Written exercise 1:
In the excerpt on deeply virtual Compton scattering, rewrite the paragraph beginning "The paper is organized as follows" as a brief list that keeps each section and its content.
Written exercise 2:
Using the excerpt on deeply virtual Compton scattering, explain in one to three sentences how the color dipole approach factorizes the scattering amplitude for exclusive real photon production.
Written exercise 3:
Extend the excerpt on deeply virtual Compton scattering, continuing from the point at which it stops.
╭─ Document extract
Deeply virtual Compton scattering in coherent diffractive processes, where the hadron can be a proton or a nucleus

The paper is organized as follows. In the next section, we present a brief overview of the color dipole formalism for the description of deeply virtual Compton scattering and the distinct models for the dipole-target scattering amplitude used in our analysis. In Sect. 3, we present our predictions for the total cross section and the t-distribution considering ep and eA collisions. Finally, in Sect. 4, we summarize our main conclusions.

Fig. 2

Predictions of the different nonlinear approaches for the impact – parameter dependence of the dipole-proton scattering amplitude considering two distinct values of x (\(= 10^{-3}\) and \(10^{-6}\)) and a fixed dipole size (\(r = 5\) GeV\(^{-1}\))

2 Formalism

Let us start presenting a brief review of the deeply virtual Compton scattering (DVCS) in electron-hadron collisions, represented in Fig. 1. This process is characterized by a real photon and an intact hadron in the final state, with a rapidity gap separating these systems. In the color dipole approach the scattering amplitude for the exclusive real photon production \(\gamma ^* h \rightarrow \gamma h\) can be factorized in terms of the fluctuation of the virtual photon into a \(q \bar{q}\) color dipole, the dipole-hadron scattering by a color singlet exchange (\({I\!\!P}\)) and the recombination into the exclusive final state \(\gamma \). As demonstrated e.g. in Refs. [21, 22, 25], the DVCS amplitude can be written as²

$$\begin{aligned}&A^{\gamma ^{*}h \rightarrow {\gamma {h}}}(x,r,\Delta ,Q^2)=\int {db_t{(2\pi {b_t})}}\int {dr(2\pi {r})}\nonumber \\&\quad \times \int {dz \sum _f (\Psi ^{*}_{\gamma {*}}\Psi _{\gamma })^f J_{0}(b_t\Delta )J_{0}([1-2z]r\Delta /2)\frac{d\sigma _{q\bar{q}}}{d^{2}{\varvec{b}}_t}} \nonumber \\ \end{aligned}$$

(1)
╰─
╭─ Dataset entries
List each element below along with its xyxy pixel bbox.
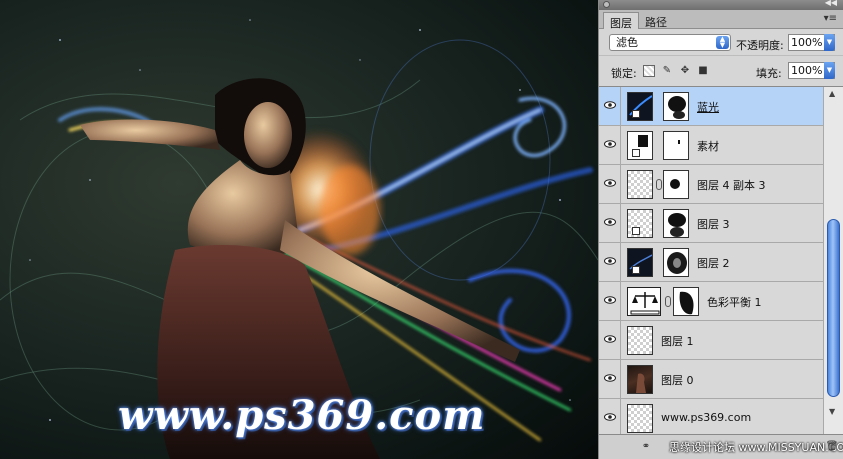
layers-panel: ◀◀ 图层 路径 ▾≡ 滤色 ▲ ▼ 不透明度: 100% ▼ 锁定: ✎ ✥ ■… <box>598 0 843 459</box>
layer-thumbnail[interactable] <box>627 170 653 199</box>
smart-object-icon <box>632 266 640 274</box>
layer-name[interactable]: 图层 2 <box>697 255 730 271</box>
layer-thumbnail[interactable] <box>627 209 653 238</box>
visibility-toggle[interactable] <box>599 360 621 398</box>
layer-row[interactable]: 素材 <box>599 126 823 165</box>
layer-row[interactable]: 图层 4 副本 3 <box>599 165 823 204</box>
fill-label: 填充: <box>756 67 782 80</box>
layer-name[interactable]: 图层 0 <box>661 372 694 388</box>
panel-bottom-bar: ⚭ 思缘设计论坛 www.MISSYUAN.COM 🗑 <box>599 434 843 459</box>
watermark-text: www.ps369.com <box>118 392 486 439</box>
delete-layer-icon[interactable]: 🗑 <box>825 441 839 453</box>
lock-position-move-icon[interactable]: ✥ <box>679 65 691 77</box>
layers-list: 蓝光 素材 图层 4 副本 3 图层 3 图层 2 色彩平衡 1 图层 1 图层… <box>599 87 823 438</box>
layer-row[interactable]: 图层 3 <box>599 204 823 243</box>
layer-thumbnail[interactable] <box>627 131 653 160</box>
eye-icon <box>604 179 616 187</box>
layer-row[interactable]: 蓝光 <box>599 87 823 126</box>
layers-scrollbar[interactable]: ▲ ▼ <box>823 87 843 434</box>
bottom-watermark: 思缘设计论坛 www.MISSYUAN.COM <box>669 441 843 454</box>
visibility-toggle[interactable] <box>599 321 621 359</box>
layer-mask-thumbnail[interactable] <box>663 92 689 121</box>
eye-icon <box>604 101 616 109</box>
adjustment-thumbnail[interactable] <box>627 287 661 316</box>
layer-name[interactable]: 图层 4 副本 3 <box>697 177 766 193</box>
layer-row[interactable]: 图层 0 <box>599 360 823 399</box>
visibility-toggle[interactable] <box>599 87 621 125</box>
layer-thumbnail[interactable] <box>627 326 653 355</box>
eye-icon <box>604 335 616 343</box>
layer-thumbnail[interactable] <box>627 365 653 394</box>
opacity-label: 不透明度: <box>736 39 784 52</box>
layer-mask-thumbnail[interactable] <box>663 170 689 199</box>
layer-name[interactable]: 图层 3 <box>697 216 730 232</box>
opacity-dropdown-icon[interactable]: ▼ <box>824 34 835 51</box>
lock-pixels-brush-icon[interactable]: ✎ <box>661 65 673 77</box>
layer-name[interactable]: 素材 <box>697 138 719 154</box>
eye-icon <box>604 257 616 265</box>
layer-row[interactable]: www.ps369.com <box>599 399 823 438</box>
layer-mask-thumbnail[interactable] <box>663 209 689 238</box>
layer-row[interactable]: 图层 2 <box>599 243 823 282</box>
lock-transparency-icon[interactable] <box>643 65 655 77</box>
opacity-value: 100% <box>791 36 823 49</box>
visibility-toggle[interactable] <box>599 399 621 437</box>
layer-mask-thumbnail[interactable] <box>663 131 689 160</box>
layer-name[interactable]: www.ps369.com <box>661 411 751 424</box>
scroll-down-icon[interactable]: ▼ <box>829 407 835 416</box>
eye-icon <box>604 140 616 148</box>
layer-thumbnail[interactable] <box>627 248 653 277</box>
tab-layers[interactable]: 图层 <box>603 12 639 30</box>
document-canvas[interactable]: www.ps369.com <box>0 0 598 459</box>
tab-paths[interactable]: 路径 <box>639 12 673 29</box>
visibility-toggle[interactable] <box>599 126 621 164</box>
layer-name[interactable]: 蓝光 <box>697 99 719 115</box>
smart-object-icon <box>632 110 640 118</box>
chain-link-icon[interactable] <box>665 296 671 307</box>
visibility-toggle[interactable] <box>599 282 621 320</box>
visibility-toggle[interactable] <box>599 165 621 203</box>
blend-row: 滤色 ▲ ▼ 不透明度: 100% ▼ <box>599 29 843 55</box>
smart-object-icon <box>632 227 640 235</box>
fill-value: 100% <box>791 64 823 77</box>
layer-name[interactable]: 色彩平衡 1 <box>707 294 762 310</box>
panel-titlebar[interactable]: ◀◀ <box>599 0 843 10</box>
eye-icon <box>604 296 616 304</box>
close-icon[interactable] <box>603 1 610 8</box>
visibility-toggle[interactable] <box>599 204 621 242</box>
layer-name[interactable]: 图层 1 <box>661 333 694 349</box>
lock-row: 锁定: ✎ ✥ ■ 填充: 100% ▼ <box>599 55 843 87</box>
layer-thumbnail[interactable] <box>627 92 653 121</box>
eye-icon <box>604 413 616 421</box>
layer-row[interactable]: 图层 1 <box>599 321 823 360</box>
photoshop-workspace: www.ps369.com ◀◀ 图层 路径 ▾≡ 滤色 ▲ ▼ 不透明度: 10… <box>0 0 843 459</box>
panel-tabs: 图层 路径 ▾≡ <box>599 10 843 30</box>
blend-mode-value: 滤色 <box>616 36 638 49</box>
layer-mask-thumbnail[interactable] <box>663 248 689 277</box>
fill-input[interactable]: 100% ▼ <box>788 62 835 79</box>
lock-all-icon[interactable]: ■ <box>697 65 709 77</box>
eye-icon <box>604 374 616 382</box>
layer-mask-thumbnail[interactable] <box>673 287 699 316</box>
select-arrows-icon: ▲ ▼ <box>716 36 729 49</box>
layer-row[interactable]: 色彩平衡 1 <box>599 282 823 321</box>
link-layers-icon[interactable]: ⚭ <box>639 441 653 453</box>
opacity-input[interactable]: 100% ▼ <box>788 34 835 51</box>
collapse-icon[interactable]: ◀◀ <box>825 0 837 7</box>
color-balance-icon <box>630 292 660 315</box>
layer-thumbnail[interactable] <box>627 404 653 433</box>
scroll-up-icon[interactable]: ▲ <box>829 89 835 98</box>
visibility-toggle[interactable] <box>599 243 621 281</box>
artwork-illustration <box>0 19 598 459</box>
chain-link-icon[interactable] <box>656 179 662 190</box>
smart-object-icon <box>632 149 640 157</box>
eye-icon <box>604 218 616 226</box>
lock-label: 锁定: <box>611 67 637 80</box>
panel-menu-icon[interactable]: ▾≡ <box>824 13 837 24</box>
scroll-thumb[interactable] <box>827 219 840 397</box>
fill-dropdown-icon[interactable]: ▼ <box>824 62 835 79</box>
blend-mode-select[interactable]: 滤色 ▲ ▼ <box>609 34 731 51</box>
╰─
╭─ Dataset entries
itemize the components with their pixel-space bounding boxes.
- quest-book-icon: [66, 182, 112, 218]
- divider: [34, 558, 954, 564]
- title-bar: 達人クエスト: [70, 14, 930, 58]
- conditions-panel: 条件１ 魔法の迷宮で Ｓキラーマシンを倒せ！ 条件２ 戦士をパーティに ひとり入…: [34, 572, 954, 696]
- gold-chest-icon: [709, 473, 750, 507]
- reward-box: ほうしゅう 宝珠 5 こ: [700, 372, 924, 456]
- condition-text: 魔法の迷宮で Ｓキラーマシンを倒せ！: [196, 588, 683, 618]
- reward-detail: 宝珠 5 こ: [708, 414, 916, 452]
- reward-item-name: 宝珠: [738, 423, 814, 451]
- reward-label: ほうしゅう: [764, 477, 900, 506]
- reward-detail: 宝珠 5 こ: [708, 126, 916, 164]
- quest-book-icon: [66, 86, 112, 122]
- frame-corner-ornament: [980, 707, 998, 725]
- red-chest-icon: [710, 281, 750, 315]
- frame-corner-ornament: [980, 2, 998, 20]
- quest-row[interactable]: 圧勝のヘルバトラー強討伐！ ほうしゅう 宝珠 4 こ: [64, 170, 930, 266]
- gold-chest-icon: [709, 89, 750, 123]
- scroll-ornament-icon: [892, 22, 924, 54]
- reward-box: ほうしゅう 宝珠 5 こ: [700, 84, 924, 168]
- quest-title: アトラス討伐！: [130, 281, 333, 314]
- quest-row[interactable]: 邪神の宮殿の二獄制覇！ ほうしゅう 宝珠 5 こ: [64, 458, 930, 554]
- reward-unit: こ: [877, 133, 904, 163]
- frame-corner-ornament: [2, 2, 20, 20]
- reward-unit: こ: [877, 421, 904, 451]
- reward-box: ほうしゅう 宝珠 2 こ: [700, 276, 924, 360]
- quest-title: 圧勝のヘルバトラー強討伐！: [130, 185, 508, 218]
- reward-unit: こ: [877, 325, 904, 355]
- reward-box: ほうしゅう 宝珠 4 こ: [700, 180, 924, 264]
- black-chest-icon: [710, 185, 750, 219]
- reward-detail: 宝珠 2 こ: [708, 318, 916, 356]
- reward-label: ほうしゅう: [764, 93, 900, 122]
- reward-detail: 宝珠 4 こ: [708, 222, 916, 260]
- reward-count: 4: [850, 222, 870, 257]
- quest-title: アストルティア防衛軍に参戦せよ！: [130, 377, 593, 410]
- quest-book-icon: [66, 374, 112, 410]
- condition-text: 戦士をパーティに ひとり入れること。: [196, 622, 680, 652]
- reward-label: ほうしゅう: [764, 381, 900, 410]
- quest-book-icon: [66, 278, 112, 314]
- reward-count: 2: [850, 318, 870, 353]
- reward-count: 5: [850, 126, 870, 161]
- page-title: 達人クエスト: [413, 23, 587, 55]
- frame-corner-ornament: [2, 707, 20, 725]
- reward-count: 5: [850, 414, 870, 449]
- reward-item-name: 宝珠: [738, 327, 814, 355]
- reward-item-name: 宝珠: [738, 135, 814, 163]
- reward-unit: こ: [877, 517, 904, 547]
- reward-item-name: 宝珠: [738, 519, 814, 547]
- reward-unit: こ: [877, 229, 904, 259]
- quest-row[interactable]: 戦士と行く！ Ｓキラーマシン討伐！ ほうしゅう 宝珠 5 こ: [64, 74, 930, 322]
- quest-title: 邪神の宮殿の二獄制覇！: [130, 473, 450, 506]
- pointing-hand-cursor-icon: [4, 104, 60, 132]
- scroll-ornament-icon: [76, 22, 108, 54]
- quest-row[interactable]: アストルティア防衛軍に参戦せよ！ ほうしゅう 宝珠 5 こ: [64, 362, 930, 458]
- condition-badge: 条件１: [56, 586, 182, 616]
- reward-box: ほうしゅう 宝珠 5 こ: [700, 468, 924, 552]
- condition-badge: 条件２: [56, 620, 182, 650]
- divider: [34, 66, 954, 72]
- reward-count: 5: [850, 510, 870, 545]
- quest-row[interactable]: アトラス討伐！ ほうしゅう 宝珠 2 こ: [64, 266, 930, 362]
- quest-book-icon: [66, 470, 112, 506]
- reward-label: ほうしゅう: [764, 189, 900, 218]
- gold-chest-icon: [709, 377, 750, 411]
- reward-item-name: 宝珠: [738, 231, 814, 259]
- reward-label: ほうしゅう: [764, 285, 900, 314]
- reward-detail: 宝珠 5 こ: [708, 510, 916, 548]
╰─
╭─ Dataset entries
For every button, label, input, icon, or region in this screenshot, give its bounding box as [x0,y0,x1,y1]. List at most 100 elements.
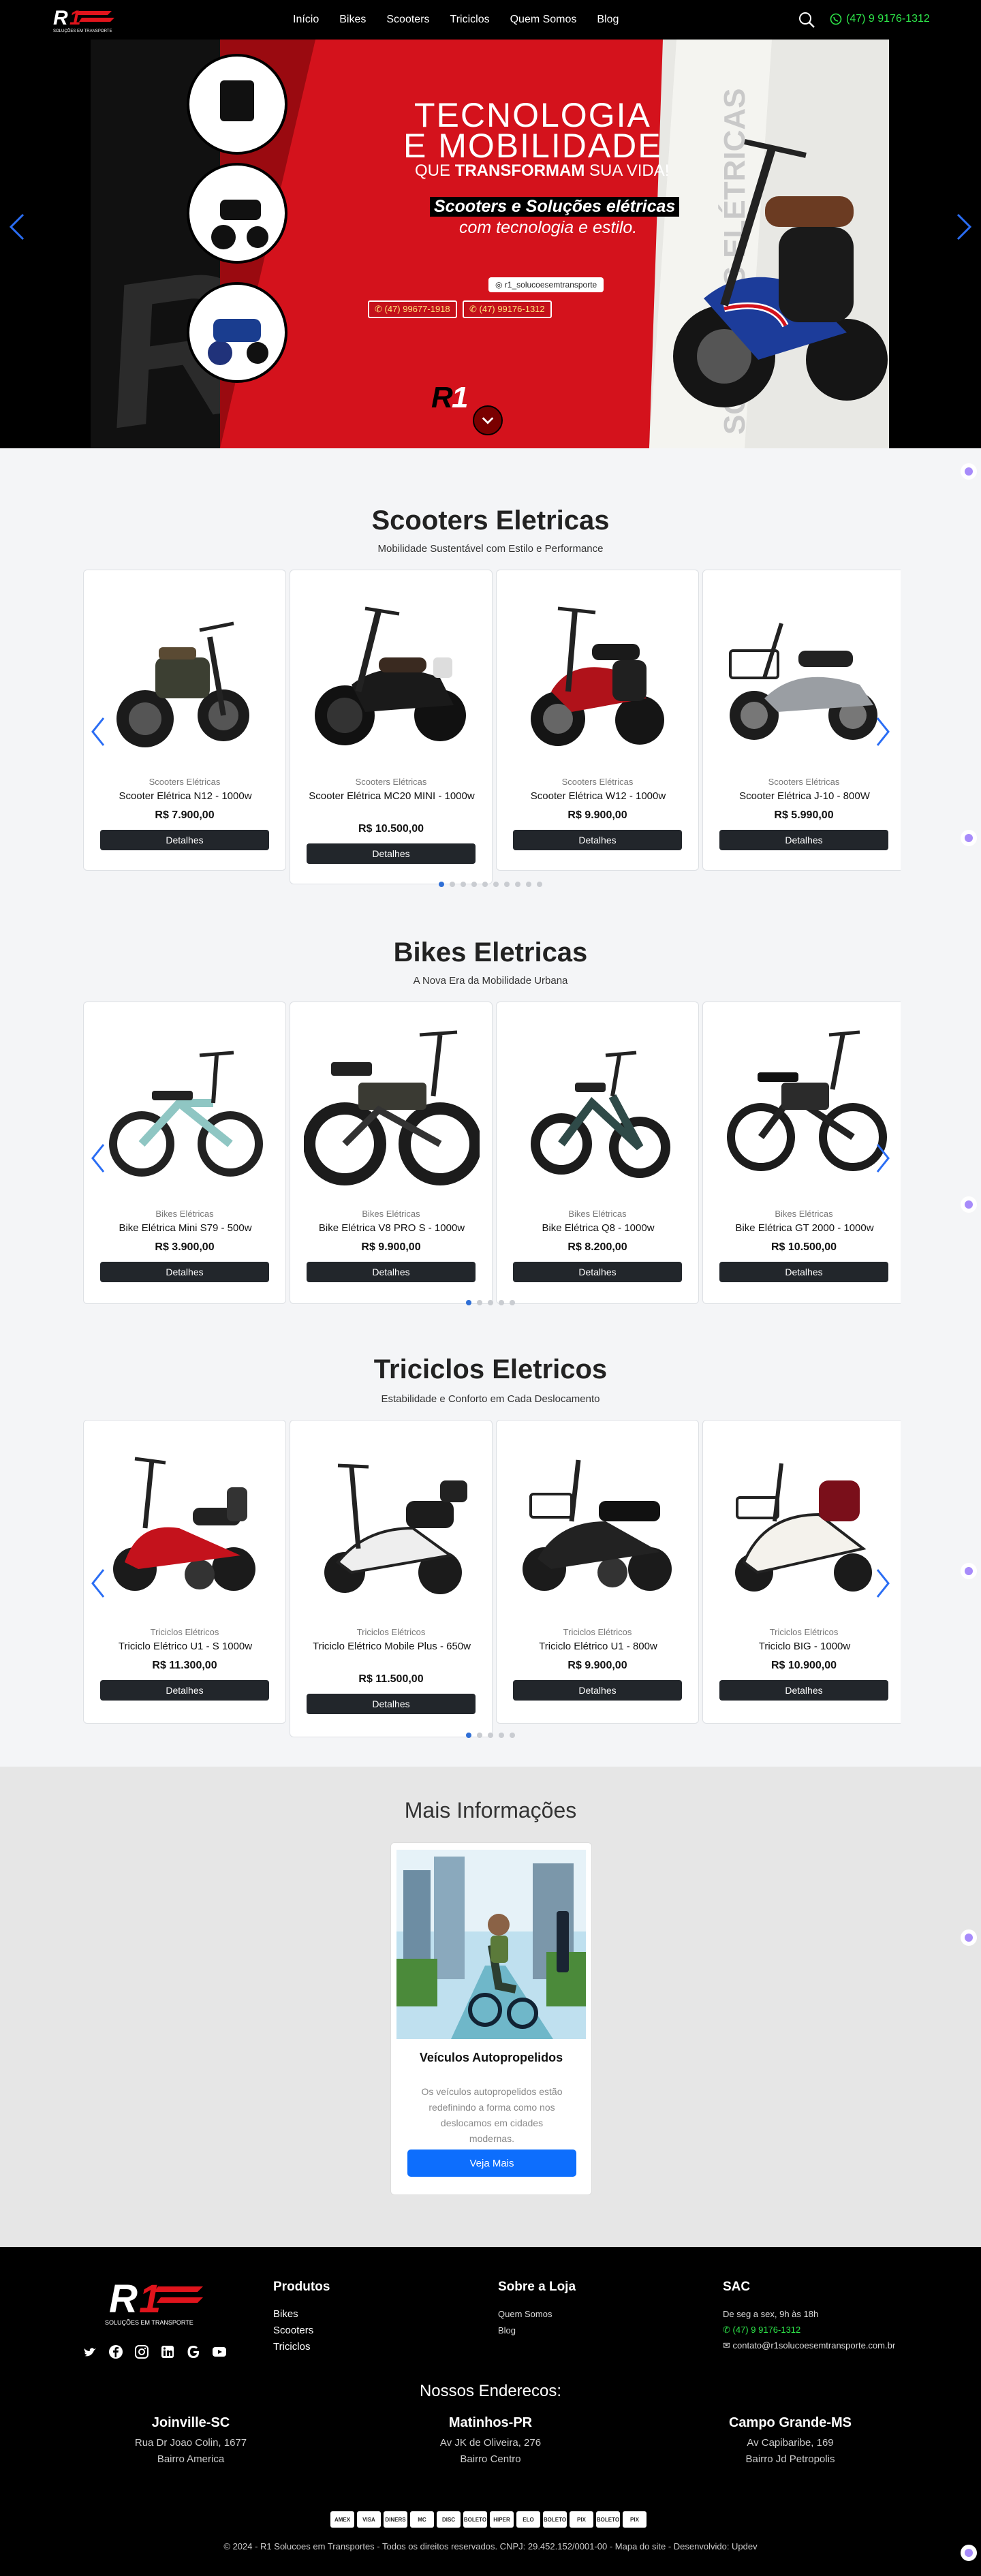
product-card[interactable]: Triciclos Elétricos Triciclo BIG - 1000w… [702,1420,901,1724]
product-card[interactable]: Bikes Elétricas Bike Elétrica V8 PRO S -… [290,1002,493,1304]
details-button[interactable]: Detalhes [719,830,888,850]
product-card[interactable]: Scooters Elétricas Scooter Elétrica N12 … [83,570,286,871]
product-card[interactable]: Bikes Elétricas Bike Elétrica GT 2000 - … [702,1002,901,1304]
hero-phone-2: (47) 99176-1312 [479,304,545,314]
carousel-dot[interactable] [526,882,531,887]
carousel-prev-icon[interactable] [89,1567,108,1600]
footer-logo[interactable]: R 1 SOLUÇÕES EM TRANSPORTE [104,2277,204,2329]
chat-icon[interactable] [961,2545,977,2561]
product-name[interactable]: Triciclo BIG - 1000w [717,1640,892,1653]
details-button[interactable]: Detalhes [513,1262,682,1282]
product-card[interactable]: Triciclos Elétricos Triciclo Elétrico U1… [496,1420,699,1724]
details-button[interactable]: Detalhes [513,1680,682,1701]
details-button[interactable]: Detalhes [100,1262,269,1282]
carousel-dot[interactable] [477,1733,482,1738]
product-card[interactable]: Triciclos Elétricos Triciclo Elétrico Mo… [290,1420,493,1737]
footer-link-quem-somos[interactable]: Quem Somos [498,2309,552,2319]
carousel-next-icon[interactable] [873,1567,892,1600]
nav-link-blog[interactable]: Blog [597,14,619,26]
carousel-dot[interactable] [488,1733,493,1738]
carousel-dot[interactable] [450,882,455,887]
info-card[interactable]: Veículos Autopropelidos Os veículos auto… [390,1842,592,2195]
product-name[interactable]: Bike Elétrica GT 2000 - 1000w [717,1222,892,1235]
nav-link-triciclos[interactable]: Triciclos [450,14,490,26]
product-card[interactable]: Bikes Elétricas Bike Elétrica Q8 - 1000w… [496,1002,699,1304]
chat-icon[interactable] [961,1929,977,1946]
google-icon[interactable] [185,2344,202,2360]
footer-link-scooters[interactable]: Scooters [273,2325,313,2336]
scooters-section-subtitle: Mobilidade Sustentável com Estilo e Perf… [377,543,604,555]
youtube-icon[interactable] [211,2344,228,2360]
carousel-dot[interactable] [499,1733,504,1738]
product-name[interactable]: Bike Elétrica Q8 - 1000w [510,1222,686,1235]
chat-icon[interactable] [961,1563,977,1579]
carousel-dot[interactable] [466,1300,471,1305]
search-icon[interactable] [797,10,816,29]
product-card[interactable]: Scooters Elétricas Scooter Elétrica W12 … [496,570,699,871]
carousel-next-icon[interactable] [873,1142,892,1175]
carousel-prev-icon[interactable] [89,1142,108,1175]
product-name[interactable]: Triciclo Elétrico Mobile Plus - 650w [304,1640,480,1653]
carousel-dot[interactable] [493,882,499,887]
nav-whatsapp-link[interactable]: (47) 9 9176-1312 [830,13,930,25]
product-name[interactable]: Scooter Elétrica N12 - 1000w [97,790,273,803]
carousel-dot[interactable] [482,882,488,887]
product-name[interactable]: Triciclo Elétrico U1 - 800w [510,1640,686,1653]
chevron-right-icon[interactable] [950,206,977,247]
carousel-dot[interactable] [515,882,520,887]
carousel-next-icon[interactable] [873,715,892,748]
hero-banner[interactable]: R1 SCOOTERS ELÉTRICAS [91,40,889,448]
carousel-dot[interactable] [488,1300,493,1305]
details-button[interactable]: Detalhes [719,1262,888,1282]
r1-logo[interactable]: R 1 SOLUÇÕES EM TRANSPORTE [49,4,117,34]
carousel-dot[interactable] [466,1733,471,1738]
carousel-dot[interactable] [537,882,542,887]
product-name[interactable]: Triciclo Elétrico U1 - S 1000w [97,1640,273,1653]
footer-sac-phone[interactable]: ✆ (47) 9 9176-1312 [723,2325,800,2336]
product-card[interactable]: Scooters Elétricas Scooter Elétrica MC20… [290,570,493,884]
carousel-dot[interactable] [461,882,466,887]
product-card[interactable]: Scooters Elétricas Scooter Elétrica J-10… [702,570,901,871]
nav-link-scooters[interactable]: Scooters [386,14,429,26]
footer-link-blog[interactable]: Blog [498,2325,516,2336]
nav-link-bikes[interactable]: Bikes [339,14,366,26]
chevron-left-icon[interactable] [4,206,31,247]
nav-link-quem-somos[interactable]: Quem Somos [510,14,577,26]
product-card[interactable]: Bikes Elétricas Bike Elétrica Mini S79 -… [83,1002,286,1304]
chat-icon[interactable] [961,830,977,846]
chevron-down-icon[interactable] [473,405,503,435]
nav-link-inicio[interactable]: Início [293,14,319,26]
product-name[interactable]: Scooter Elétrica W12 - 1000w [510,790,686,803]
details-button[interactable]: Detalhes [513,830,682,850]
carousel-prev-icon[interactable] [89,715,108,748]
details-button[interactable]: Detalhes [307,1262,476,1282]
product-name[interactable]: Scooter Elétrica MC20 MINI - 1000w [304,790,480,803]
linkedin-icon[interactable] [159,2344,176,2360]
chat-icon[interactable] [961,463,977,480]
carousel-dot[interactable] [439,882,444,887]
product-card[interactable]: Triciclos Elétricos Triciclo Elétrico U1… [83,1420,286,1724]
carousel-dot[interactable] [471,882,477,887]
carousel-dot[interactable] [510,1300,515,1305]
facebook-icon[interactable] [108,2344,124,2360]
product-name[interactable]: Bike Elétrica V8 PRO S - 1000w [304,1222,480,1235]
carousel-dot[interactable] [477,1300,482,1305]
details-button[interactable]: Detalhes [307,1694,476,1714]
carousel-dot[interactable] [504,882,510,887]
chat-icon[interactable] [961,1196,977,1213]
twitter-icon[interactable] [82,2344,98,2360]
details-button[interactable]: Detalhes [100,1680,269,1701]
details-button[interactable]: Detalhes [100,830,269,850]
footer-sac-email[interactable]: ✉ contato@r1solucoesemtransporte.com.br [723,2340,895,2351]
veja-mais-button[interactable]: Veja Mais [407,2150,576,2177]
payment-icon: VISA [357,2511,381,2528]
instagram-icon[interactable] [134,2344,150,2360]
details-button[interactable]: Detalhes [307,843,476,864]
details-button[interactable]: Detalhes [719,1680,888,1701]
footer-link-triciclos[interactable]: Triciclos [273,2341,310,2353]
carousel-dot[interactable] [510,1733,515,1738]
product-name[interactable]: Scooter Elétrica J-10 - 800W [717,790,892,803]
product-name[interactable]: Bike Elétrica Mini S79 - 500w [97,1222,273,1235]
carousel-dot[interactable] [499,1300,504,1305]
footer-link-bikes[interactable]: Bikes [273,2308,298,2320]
╰─
Final result 1:
- Next section: an overview of the color dipole formalism for deeply virtual Compton scattering, and the different models for the dipole-target scattering amplitude used in the analysis.
- Section 3: predictions for the total cross section and the t-distribution in ep and eA collisions.
- Section 4: a summary of the main conclusions.

Final result 2:
The color dipole approach factorizes the amplitude for \(\gamma ^* h \rightarrow \gamma h\) into three stages. First, the virtual photon fluctuates into a \(q \bar{q}\) color dipole. Next, the dipole scatters off the hadron through a color singlet exchange, and finally it recombines into the exclusive final-state real photon.

Final result 3:
where r is the size of the \(q\bar{q}\) dipole, \({\varvec{b}}_t\) is the impact - parameter, \(\Delta ^2 =-t\), and z and \((1-z)\) are the momentum fractions of the incoming photon carried by the quark and anti-quark, respectively. Moreover, the overlap function \((\Psi ^{*}_{\gamma {*}}\Psi _{\gamma })^f\) is given by

$$\begin{aligned} (\Psi ^{*}_{\gamma {*}}\Psi _{\gamma })^{f}= & {} \frac{N_{c}\alpha _{em}}{2\pi ^{2}}e^{2}_{f}\nonumber \\&\times \{[z^{2}+(1-z)^{2}]\epsilon _{1} K_{1}(\epsilon _{1}{r})\epsilon _{2}K_{1}(\epsilon _{2}{r})\nonumber \\&+m_{f}^{2}K_{0}(\epsilon _{1}{r})K_{0}(\epsilon _{2}{r})\}, \end{aligned}$$

(2)

where \(m_{f}\) and \(e_{f}\) are the mass and the charge of a quark with flavor f. The cross section for the dipole scattering off the target at an impact - parameter \({\varvec{b}}_t\) is denoted by \({\mathrm {d}\sigma _{q\bar{q}}}/{\mathrm {d}^2{\varvec{b}}_t}\) and it is related to the dipole-target scattering amplitude \({{\mathcal {N}}}_h(x,{\varvec{r}},{\varvec{b}}_t)\) by

$$\begin{aligned} \frac{\mathrm {d}\sigma _{q\bar{q}}}{\mathrm {d}^2{\varvec{b}}_t} = 2 \,{{\mathcal {N}}}_h(\bar{x},{\varvec{r}},{\varvec{b}}_t) , \end{aligned}$$

(3)

where \(\bar{x} = x(1 + 4m_f^2/Q^2)\), with x being the Bjorken variable. As a consequence, one has that the energy, photon virtuality, transverse momentum, and atomic number dependencies of DVCS cross section are determined by the evolution of \({\mathcal {N}}\) and, consequently, they strongly depend on the description of the QCD dynamics. An important aspect, that must be emphasized, is that although the DVCS cross section is smaller than the vector meson one, it is not affected by the theoretical uncertainties associated to the scarce knowledge of the vector meson wave functions. Which implies that the DVCS process can be considered a direct probe of the QCD dynamics for the dipole-target interaction.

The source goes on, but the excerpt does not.